**Working data:**
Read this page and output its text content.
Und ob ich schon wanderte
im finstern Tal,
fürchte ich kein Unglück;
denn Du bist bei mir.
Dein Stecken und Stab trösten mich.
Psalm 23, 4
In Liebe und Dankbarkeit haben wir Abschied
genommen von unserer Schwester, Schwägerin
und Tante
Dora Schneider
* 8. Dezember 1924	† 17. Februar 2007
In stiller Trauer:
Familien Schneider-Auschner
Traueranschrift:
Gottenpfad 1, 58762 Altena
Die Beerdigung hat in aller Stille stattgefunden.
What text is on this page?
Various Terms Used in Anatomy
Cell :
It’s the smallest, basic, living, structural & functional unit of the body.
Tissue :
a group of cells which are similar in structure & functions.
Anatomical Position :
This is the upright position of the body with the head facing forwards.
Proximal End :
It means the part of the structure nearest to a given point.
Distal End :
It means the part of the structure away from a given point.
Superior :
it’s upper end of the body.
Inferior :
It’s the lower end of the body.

**Exercise aim:**
Using the data above, show each line where "point" occurs.

**Exercise solution:**
It means the part of the structure nearest to a given point.
It means the part of the structure away from a given point.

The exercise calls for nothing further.